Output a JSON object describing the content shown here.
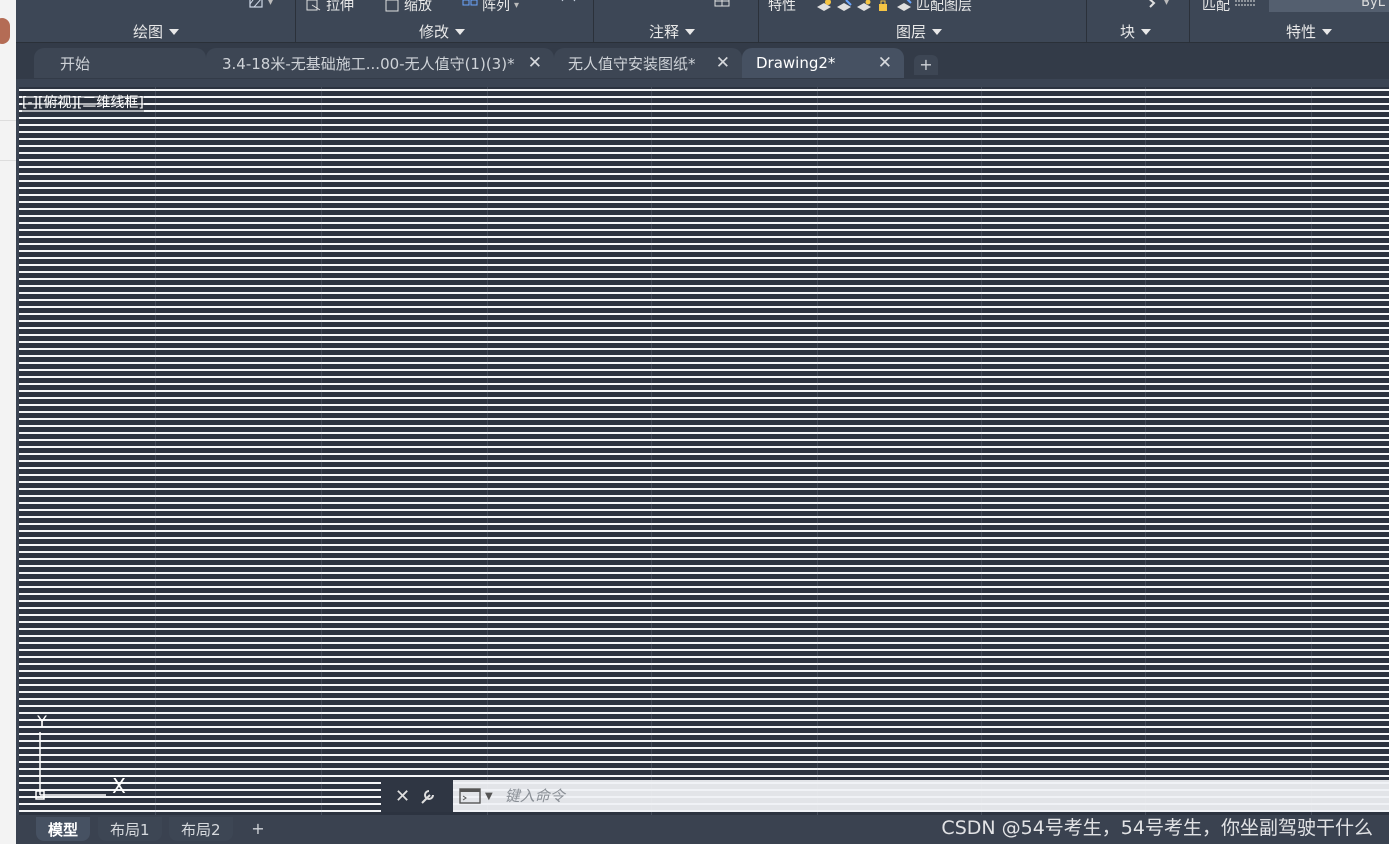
{
  "ribbon": {
    "top_items": {
      "stretch": "拉伸",
      "scale": "缩放",
      "array": "阵列",
      "properties": "特性",
      "match_layer": "匹配图层",
      "match": "匹配",
      "bylayer": "ByL"
    },
    "panels": {
      "draw": "绘图",
      "modify": "修改",
      "annotate": "注释",
      "layers": "图层",
      "block": "块",
      "properties": "特性"
    }
  },
  "tabs": [
    {
      "label": "开始",
      "closable": false
    },
    {
      "label": "3.4-18米-无基础施工...00-无人值守(1)(3)*",
      "closable": true
    },
    {
      "label": "无人值守安装图纸*",
      "closable": true
    },
    {
      "label": "Drawing2*",
      "closable": true,
      "active": true
    }
  ],
  "tab_close_glyph": "✕",
  "tab_add_glyph": "+",
  "viewport": {
    "label": "[-][俯视][二维线框]"
  },
  "ucs": {
    "x_label": "X",
    "y_label": "Y"
  },
  "command": {
    "placeholder": "键入命令",
    "close_glyph": "✕"
  },
  "layout_tabs": [
    {
      "label": "模型",
      "active": true
    },
    {
      "label": "布局1"
    },
    {
      "label": "布局2"
    }
  ],
  "layout_add_glyph": "+",
  "watermark": "CSDN @54号考生，54号考生，你坐副驾驶干什么",
  "colors": {
    "ribbon_bg": "#3d4756",
    "tabbar_bg": "#333b48",
    "active_tab": "#465162",
    "canvas_dark": "#2c3340",
    "canvas_line": "#ffffff"
  }
}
^^^^^^^^^^^^^^^^
*Aim:* Omit every picture, then repeat the remaining data exactly as it appears above.

*Result of the exercise:*
Output a JSON object describing the content shown here.
{
  "ribbon": {
    "top_items": {
      "stretch": "拉伸",
      "scale": "缩放",
      "array": "阵列",
      "properties": "特性",
      "match_layer": "匹配图层",
      "match": "匹配",
      "bylayer": "ByL"
    },
    "panels": {
      "draw": "绘图",
      "modify": "修改",
      "annotate": "注释",
      "layers": "图层",
      "block": "块",
      "properties": "特性"
    }
  },
  "tabs": [
    {
      "label": "开始",
      "closable": false
    },
    {
      "label": "3.4-18米-无基础施工...00-无人值守(1)(3)*",
      "closable": true
    },
    {
      "label": "无人值守安装图纸*",
      "closable": true
    },
    {
      "label": "Drawing2*",
      "closable": true,
      "active": true
    }
  ],
  "tab_close_glyph": "✕",
  "tab_add_glyph": "+",
  "viewport": {
    "label": "[-][俯视][二维线框]"
  },
  "ucs": {
    "x_label": "X",
    "y_label": "Y"
  },
  "command": {
    "placeholder": "键入命令",
    "close_glyph": "✕"
  },
  "layout_tabs": [
    {
      "label": "模型",
      "active": true
    },
    {
      "label": "布局1"
    },
    {
      "label": "布局2"
    }
  ],
  "layout_add_glyph": "+",
  "watermark": "CSDN @54号考生，54号考生，你坐副驾驶干什么",
  "colors": {
    "ribbon_bg": "#3d4756",
    "tabbar_bg": "#333b48",
    "active_tab": "#465162",
    "canvas_dark": "#2c3340",
    "canvas_line": "#ffffff"
  }
}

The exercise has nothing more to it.